Data entries:
+-------+
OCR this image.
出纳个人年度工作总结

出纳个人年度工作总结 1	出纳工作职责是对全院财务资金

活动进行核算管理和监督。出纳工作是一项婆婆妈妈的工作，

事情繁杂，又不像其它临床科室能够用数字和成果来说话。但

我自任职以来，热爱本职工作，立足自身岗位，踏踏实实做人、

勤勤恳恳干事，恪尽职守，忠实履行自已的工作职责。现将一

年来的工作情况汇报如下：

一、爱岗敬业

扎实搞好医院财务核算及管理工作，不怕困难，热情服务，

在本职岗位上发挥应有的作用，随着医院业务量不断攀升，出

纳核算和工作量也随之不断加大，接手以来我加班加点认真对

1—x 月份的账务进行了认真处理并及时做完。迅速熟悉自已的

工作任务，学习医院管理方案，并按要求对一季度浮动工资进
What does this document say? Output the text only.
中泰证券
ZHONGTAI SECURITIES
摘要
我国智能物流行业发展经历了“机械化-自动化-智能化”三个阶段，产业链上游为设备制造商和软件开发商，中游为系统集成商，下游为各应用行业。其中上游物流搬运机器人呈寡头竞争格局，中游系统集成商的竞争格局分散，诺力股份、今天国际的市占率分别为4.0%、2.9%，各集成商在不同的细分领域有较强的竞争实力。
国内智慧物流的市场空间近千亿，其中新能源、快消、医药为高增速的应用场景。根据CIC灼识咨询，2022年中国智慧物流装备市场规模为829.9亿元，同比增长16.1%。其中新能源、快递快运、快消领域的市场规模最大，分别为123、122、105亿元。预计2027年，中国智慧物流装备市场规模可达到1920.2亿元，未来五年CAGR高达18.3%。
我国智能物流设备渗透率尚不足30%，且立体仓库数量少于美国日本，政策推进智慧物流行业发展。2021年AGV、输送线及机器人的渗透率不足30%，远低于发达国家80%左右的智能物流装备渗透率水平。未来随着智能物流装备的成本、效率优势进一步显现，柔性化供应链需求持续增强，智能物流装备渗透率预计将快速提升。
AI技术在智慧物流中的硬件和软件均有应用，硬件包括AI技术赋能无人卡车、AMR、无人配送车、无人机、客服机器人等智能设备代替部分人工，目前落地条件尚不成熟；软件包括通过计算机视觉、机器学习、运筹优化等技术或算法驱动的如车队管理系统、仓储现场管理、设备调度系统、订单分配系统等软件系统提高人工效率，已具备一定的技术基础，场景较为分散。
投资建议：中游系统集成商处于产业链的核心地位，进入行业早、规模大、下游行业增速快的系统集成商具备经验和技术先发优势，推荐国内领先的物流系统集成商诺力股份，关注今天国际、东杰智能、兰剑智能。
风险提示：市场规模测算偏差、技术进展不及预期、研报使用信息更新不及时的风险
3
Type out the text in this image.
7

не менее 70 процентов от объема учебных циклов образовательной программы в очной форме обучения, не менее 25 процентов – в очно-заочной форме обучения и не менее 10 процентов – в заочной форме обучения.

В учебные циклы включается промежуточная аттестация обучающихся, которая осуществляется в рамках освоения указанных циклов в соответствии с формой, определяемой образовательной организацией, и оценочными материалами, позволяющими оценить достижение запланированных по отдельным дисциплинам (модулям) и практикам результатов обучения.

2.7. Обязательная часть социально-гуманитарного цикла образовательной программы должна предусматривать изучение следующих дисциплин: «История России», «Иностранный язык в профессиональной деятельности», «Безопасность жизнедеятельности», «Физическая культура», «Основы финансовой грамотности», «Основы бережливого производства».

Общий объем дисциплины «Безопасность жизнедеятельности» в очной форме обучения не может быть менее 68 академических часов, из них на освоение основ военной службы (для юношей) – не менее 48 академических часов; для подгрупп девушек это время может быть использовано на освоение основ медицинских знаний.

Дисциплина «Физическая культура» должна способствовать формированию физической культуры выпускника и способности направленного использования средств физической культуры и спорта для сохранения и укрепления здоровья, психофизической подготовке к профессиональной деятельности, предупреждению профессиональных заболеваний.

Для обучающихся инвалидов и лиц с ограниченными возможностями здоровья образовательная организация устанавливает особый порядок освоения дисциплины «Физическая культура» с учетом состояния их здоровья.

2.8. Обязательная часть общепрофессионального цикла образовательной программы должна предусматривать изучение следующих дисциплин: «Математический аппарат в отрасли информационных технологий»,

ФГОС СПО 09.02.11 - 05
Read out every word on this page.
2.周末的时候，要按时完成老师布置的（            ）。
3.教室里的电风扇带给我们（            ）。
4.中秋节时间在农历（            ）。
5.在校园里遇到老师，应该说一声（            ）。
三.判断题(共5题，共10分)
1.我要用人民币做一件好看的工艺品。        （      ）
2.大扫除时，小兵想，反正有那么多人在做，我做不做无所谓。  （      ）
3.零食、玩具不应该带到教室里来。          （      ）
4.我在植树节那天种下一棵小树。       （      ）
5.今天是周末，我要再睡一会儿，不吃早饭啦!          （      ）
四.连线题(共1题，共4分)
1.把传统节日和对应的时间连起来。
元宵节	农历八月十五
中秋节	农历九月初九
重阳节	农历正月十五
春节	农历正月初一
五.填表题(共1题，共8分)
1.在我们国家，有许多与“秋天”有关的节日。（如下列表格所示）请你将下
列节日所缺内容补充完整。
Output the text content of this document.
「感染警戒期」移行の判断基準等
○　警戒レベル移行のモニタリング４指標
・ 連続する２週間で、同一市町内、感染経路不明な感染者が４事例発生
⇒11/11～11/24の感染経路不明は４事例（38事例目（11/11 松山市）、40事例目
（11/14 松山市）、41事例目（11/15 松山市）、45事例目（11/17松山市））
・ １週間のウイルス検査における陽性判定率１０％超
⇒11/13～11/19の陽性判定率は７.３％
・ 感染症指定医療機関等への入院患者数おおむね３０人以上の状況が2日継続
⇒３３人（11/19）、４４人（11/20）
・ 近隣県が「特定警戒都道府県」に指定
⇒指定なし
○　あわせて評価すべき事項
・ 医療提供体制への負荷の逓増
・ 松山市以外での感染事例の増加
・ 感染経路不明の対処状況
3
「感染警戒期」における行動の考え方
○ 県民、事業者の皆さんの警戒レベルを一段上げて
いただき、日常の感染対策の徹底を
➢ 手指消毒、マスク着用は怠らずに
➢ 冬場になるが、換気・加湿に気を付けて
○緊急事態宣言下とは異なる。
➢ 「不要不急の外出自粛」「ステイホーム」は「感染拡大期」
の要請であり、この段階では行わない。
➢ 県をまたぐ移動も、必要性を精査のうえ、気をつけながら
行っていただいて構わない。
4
+-------+
Objective – Copy every line in the listing above where the string "предусматривать" turns up.

Result of the exercise –
2.7. Обязательная часть социально-гуманитарного цикла образовательной программы должна предусматривать изучение следующих дисциплин: «История России», «Иностранный язык в профессиональной деятельности», «Безопасность жизнедеятельности», «Физическая культура», «Основы финансовой грамотности», «Основы бережливого производства».
2.8. Обязательная часть общепрофессионального цикла образовательной программы должна предусматривать изучение следующих дисциплин: «Математический аппарат в отрасли информационных технологий»,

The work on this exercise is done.